Spatial layout entries:
---

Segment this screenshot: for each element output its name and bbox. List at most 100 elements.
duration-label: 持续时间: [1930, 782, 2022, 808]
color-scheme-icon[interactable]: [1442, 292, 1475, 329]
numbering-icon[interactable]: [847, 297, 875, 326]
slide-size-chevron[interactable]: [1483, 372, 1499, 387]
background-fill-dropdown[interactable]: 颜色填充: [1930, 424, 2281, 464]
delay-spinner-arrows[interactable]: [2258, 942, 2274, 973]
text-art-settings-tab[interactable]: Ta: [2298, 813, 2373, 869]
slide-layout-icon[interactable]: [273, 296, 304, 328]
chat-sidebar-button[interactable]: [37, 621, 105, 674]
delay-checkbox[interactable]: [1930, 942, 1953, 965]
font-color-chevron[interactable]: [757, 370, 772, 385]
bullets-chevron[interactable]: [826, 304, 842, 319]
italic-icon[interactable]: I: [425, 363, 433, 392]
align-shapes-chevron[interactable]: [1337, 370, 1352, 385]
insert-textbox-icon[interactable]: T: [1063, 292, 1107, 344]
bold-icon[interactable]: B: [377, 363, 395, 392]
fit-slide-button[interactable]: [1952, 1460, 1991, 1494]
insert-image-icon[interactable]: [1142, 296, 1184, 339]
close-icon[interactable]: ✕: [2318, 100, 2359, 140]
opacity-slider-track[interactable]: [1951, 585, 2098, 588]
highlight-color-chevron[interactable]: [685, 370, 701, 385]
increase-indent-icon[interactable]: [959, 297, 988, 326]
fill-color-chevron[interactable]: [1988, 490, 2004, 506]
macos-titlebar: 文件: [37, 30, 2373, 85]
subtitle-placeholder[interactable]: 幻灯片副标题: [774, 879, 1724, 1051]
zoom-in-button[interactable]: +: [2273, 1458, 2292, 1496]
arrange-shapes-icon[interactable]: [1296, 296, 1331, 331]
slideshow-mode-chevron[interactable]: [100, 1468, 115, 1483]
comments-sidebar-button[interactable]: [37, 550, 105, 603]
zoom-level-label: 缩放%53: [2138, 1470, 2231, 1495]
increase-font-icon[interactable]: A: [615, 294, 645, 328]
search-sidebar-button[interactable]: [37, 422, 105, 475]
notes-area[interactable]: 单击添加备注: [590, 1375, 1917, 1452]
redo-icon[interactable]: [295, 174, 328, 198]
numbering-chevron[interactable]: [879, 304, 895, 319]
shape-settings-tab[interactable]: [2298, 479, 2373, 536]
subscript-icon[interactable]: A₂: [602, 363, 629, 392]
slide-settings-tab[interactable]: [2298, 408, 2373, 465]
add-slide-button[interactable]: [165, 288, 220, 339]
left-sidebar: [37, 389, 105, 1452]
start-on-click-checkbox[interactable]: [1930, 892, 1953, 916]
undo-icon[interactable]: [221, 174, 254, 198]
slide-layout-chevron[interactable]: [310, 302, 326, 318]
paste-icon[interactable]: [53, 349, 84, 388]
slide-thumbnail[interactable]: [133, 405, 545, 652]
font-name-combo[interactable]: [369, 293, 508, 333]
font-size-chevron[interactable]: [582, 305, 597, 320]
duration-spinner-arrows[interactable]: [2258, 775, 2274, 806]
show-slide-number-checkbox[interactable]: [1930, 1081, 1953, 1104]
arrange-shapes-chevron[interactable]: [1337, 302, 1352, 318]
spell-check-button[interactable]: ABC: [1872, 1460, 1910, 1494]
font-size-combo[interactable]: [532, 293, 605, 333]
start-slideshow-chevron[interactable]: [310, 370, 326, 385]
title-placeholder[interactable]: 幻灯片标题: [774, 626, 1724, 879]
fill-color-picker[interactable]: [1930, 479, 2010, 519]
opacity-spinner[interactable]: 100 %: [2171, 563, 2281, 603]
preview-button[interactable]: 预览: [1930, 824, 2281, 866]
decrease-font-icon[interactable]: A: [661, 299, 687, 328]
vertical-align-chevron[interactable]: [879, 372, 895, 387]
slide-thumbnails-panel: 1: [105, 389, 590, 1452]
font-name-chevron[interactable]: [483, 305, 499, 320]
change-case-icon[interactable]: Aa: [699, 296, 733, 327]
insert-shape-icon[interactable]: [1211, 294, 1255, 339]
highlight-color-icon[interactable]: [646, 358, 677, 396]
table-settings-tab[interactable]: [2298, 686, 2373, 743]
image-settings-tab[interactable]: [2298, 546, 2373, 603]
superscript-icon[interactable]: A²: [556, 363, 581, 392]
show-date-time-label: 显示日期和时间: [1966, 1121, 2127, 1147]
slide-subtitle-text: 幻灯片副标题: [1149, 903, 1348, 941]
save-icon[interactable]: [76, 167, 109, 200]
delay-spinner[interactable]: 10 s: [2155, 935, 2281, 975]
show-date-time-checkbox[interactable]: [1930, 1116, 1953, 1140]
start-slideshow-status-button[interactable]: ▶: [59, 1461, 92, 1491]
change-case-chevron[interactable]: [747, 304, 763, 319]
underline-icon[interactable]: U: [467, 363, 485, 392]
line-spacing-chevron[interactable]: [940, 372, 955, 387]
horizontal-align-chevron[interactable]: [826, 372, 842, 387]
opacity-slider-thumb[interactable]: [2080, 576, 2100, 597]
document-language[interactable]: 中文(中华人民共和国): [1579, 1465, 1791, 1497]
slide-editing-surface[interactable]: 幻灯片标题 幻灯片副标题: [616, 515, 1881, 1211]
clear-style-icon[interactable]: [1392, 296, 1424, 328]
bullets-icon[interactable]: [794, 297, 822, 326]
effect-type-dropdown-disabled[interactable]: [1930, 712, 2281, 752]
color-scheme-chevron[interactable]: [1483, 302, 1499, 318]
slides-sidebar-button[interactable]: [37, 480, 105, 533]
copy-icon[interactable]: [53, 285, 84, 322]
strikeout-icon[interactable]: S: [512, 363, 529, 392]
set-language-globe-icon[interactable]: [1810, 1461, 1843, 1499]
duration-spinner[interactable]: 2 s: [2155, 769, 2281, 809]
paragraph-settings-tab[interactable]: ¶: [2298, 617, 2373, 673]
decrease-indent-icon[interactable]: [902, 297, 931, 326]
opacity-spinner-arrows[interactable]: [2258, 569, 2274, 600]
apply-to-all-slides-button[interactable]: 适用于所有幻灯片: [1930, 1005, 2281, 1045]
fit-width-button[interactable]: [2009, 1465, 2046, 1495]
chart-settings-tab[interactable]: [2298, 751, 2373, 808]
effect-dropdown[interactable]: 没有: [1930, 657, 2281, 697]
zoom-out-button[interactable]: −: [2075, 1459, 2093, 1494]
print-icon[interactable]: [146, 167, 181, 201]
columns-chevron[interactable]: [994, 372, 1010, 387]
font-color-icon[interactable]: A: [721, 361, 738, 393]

---

Short exercise: Present the lines of every item above as a numbered list, with blank lines removed.

Completed task:
1. Segment this screenshot: for each element output its name and bbox. List at most 100 elements.
2. duration-label: 持续时间: [1930, 782, 2022, 808]
3. color-scheme-icon[interactable]: [1442, 292, 1475, 329]
4. numbering-icon[interactable]: [847, 297, 875, 326]
5. slide-size-chevron[interactable]: [1483, 372, 1499, 387]
6. background-fill-dropdown[interactable]: 颜色填充: [1930, 424, 2281, 464]
7. delay-spinner-arrows[interactable]: [2258, 942, 2274, 973]
8. text-art-settings-tab[interactable]: Ta: [2298, 813, 2373, 869]
9. slide-layout-icon[interactable]: [273, 296, 304, 328]
10. chat-sidebar-button[interactable]: [37, 621, 105, 674]
11. delay-checkbox[interactable]: [1930, 942, 1953, 965]
12. font-color-chevron[interactable]: [757, 370, 772, 385]
13. bullets-chevron[interactable]: [826, 304, 842, 319]
14. italic-icon[interactable]: I: [425, 363, 433, 392]
15. align-shapes-chevron[interactable]: [1337, 370, 1352, 385]
16. insert-textbox-icon[interactable]: T: [1063, 292, 1107, 344]
17. bold-icon[interactable]: B: [377, 363, 395, 392]
18. fit-slide-button[interactable]: [1952, 1460, 1991, 1494]
19. insert-image-icon[interactable]: [1142, 296, 1184, 339]
20. close-icon[interactable]: ✕: [2318, 100, 2359, 140]
21. opacity-slider-track[interactable]: [1951, 585, 2098, 588]
22. highlight-color-chevron[interactable]: [685, 370, 701, 385]
23. increase-indent-icon[interactable]: [959, 297, 988, 326]
24. fill-color-chevron[interactable]: [1988, 490, 2004, 506]
25. macos-titlebar: 文件: [37, 30, 2373, 85]
26. subtitle-placeholder[interactable]: 幻灯片副标题: [774, 879, 1724, 1051]
27. zoom-in-button[interactable]: +: [2273, 1458, 2292, 1496]
28. arrange-shapes-icon[interactable]: [1296, 296, 1331, 331]
29. slideshow-mode-chevron[interactable]: [100, 1468, 115, 1483]
30. comments-sidebar-button[interactable]: [37, 550, 105, 603]
31. zoom-level-label: 缩放%53: [2138, 1470, 2231, 1495]
32. increase-font-icon[interactable]: A: [615, 294, 645, 328]
33. search-sidebar-button[interactable]: [37, 422, 105, 475]
34. notes-area[interactable]: 单击添加备注: [590, 1375, 1917, 1452]
35. redo-icon[interactable]: [295, 174, 328, 198]
36. numbering-chevron[interactable]: [879, 304, 895, 319]
37. shape-settings-tab[interactable]: [2298, 479, 2373, 536]
38. subscript-icon[interactable]: A₂: [602, 363, 629, 392]
39. slide-settings-tab[interactable]: [2298, 408, 2373, 465]
40. add-slide-button[interactable]: [165, 288, 220, 339]
41. left-sidebar: [37, 389, 105, 1452]
42. start-on-click-checkbox[interactable]: [1930, 892, 1953, 916]
43. undo-icon[interactable]: [221, 174, 254, 198]
44. slide-layout-chevron[interactable]: [310, 302, 326, 318]
45. paste-icon[interactable]: [53, 349, 84, 388]
46. slide-thumbnail[interactable]: [133, 405, 545, 652]
47. font-name-combo[interactable]: [369, 293, 508, 333]
48. font-size-chevron[interactable]: [582, 305, 597, 320]
49. duration-spinner-arrows[interactable]: [2258, 775, 2274, 806]
50. show-slide-number-checkbox[interactable]: [1930, 1081, 1953, 1104]
51. arrange-shapes-chevron[interactable]: [1337, 302, 1352, 318]
52. spell-check-button[interactable]: ABC: [1872, 1460, 1910, 1494]
53. font-size-combo[interactable]: [532, 293, 605, 333]
54. start-slideshow-chevron[interactable]: [310, 370, 326, 385]
55. title-placeholder[interactable]: 幻灯片标题: [774, 626, 1724, 879]
56. fill-color-picker[interactable]: [1930, 479, 2010, 519]
57. opacity-spinner[interactable]: 100 %: [2171, 563, 2281, 603]
58. preview-button[interactable]: 预览: [1930, 824, 2281, 866]
59. decrease-font-icon[interactable]: A: [661, 299, 687, 328]
60. vertical-align-chevron[interactable]: [879, 372, 895, 387]
61. slide-thumbnails-panel: 1: [105, 389, 590, 1452]
62. font-name-chevron[interactable]: [483, 305, 499, 320]
63. change-case-icon[interactable]: Aa: [699, 296, 733, 327]
64. insert-shape-icon[interactable]: [1211, 294, 1255, 339]
65. highlight-color-icon[interactable]: [646, 358, 677, 396]
66. table-settings-tab[interactable]: [2298, 686, 2373, 743]
67. image-settings-tab[interactable]: [2298, 546, 2373, 603]
68. superscript-icon[interactable]: A²: [556, 363, 581, 392]
69. show-date-time-label: 显示日期和时间: [1966, 1121, 2127, 1147]
70. slide-subtitle-text: 幻灯片副标题: [1149, 903, 1348, 941]
71. save-icon[interactable]: [76, 167, 109, 200]
72. delay-spinner[interactable]: 10 s: [2155, 935, 2281, 975]
73. show-date-time-checkbox[interactable]: [1930, 1116, 1953, 1140]
74. start-slideshow-status-button[interactable]: ▶: [59, 1461, 92, 1491]
75. change-case-chevron[interactable]: [747, 304, 763, 319]
76. underline-icon[interactable]: U: [467, 363, 485, 392]
77. line-spacing-chevron[interactable]: [940, 372, 955, 387]
78. horizontal-align-chevron[interactable]: [826, 372, 842, 387]
79. opacity-slider-thumb[interactable]: [2080, 576, 2100, 597]
80. document-language[interactable]: 中文(中华人民共和国): [1579, 1465, 1791, 1497]
81. slide-editing-surface[interactable]: 幻灯片标题 幻灯片副标题: [616, 515, 1881, 1211]
82. clear-style-icon[interactable]: [1392, 296, 1424, 328]
83. bullets-icon[interactable]: [794, 297, 822, 326]
84. effect-type-dropdown-disabled[interactable]: [1930, 712, 2281, 752]
85. color-scheme-chevron[interactable]: [1483, 302, 1499, 318]
86. slides-sidebar-button[interactable]: [37, 480, 105, 533]
87. copy-icon[interactable]: [53, 285, 84, 322]
88. strikeout-icon[interactable]: S: [512, 363, 529, 392]
89. set-language-globe-icon[interactable]: [1810, 1461, 1843, 1499]
90. duration-spinner[interactable]: 2 s: [2155, 769, 2281, 809]
91. paragraph-settings-tab[interactable]: ¶: [2298, 617, 2373, 673]
92. decrease-indent-icon[interactable]: [902, 297, 931, 326]
93. opacity-spinner-arrows[interactable]: [2258, 569, 2274, 600]
94. apply-to-all-slides-button[interactable]: 适用于所有幻灯片: [1930, 1005, 2281, 1045]
95. fit-width-button[interactable]: [2009, 1465, 2046, 1495]
96. chart-settings-tab[interactable]: [2298, 751, 2373, 808]
97. effect-dropdown[interactable]: 没有: [1930, 657, 2281, 697]
98. zoom-out-button[interactable]: −: [2075, 1459, 2093, 1494]
99. print-icon[interactable]: [146, 167, 181, 201]
100. columns-chevron[interactable]: [994, 372, 1010, 387]
101. font-color-icon[interactable]: A: [721, 361, 738, 393]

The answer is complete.